— Begin —
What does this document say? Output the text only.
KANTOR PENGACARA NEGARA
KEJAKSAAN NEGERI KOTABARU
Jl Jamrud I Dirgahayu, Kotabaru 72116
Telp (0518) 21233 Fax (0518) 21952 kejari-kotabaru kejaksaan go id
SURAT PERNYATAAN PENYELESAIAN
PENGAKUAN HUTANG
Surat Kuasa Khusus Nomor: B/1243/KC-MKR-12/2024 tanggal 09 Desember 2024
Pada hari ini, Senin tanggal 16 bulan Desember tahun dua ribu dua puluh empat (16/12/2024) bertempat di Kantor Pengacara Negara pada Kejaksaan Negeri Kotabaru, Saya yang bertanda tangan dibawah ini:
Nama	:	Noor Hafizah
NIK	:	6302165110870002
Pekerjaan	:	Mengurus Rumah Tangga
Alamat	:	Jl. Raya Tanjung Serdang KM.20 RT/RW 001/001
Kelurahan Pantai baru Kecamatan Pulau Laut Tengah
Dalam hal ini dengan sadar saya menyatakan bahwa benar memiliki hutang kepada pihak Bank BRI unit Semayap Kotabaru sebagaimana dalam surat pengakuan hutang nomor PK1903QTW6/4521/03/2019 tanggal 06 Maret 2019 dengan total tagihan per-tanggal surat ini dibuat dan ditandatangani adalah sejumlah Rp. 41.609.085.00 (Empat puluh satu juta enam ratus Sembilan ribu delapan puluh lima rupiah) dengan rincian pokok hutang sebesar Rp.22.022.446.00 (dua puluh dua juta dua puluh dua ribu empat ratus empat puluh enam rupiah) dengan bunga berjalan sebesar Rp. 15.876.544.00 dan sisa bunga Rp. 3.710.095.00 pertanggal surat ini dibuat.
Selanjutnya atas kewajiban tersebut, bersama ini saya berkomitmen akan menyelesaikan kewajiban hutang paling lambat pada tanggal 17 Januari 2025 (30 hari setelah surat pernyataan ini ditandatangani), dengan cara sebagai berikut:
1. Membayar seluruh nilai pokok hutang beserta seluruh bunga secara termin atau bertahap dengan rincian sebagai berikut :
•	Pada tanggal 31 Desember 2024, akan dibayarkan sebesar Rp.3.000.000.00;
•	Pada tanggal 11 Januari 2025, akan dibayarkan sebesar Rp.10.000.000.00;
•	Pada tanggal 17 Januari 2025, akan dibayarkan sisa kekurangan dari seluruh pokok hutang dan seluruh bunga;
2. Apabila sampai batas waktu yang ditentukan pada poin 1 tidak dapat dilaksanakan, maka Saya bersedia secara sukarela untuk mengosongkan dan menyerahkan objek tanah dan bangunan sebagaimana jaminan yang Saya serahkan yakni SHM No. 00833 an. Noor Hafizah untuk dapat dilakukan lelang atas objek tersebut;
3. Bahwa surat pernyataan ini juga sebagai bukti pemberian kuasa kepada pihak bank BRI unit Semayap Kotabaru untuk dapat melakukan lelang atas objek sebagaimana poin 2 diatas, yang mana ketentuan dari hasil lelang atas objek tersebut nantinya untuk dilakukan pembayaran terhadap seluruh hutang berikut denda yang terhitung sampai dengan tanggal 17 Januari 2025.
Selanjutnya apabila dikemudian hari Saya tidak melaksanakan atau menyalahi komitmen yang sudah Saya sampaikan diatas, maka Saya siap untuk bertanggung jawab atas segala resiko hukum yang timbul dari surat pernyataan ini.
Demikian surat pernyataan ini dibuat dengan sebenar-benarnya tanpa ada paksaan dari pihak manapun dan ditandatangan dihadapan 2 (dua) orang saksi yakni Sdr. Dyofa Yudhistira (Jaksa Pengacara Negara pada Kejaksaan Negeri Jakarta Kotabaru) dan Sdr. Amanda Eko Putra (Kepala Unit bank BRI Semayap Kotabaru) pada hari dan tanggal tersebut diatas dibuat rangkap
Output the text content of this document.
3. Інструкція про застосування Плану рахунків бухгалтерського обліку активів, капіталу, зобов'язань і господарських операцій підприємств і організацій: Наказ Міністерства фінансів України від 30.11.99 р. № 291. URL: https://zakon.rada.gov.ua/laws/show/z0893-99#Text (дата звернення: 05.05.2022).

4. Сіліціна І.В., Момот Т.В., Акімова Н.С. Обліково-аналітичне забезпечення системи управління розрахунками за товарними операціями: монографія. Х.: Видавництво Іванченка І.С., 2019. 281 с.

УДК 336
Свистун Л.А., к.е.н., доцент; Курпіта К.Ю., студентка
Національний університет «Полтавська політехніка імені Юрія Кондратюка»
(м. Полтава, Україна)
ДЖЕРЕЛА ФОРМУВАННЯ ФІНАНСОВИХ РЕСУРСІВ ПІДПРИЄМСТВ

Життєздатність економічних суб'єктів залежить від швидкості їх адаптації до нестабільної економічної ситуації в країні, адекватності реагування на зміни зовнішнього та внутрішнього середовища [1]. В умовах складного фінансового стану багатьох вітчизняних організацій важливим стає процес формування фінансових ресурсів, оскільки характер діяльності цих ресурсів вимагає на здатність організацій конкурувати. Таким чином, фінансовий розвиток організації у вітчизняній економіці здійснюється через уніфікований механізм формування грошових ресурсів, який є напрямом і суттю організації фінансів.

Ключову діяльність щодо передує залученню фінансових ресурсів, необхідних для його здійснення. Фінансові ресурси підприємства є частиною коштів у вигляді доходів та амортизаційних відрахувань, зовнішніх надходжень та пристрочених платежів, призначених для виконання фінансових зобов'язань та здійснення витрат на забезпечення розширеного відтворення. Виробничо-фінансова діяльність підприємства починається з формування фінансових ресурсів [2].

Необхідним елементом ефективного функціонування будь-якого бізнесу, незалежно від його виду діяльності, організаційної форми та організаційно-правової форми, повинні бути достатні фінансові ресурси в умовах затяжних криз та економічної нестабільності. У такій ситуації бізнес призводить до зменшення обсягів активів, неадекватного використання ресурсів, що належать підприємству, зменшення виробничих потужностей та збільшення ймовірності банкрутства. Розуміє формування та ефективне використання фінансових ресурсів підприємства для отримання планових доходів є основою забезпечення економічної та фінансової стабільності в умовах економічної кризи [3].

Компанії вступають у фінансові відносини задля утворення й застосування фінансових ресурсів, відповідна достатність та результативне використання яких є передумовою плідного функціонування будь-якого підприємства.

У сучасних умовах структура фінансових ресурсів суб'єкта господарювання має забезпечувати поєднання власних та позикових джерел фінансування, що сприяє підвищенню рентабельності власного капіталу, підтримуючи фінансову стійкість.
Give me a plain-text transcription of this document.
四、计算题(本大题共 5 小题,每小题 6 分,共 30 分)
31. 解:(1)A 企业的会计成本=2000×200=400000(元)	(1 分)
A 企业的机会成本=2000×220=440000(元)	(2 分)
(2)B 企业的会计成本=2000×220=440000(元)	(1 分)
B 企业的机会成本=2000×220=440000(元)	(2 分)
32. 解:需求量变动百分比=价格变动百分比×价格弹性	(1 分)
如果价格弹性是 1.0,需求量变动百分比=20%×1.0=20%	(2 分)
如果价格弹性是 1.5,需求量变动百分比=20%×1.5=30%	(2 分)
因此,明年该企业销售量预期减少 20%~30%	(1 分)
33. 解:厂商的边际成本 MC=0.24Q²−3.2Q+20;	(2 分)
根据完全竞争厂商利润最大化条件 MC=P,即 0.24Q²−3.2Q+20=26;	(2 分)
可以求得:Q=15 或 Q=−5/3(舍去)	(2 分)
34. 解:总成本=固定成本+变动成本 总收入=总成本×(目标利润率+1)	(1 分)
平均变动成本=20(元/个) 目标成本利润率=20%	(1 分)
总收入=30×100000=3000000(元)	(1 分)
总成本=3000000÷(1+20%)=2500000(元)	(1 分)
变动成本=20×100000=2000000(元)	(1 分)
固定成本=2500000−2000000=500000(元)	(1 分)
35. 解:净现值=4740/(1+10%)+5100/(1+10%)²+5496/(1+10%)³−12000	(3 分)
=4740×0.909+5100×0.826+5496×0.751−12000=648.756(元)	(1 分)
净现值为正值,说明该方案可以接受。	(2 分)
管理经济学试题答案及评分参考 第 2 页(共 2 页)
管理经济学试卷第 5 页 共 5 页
— End —
**Your objective**.
Look through the entries above for the word "язань". Copy every line where it shows up.

**Result**.
3. Інструкція про застосування Плану рахунків бухгалтерського обліку активів, капіталу, зобов'язань і господарських операцій підприємств і організацій: Наказ Міністерства фінансів України від 30.11.99 р. № 291. URL: https://zakon.rada.gov.ua/laws/show/z0893-99#Text (дата звернення: 05.05.2022).
Ключову діяльність щодо передує залученню фінансових ресурсів, необхідних для його здійснення. Фінансові ресурси підприємства є частиною коштів у вигляді доходів та амортизаційних відрахувань, зовнішніх надходжень та пристрочених платежів, призначених для виконання фінансових зобов'язань та здійснення витрат на забезпечення розширеного відтворення. Виробничо-фінансова діяльність підприємства починається з формування фінансових ресурсів [2].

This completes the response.